[Task to complete] Scan the lines and state how many carry "Phone". Leave out everything but the number.

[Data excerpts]
>> start
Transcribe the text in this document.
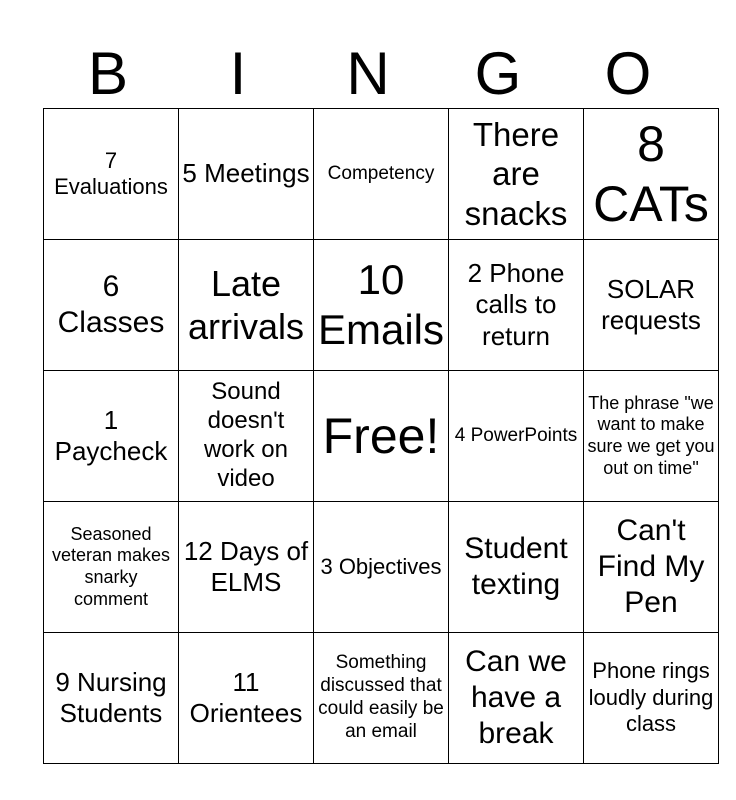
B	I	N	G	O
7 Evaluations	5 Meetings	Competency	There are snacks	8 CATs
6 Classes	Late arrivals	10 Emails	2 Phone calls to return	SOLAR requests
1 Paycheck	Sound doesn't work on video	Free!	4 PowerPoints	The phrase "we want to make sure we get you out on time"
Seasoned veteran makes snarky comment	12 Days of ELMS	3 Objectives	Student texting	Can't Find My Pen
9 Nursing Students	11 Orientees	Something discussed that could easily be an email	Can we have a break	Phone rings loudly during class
>> end
[The output] 2